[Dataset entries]
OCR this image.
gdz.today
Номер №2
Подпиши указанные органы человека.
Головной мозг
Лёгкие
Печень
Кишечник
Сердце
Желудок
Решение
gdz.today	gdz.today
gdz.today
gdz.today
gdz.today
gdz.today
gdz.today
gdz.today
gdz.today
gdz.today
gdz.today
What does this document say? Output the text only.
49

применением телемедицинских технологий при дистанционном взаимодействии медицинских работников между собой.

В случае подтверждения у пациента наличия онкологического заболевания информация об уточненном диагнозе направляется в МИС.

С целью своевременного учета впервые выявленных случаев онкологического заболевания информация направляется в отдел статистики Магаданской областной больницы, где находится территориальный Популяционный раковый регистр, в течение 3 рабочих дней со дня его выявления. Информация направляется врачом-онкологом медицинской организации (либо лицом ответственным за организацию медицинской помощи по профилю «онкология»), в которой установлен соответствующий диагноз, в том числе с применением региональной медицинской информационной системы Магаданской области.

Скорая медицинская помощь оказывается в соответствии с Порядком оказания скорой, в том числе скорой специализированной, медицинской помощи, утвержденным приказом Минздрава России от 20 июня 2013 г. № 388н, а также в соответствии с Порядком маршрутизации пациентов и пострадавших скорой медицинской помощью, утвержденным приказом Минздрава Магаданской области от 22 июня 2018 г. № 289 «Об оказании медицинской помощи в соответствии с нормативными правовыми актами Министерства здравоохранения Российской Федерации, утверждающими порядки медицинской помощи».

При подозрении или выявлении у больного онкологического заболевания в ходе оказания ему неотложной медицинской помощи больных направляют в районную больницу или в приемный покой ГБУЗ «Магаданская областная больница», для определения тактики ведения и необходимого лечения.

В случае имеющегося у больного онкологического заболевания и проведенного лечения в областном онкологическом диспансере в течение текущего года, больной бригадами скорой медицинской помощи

- **Stated exercise**:
Tally up the lines with the word "скорой" in them, and answer with that number by itself.

- **Answer to the exercise**:
2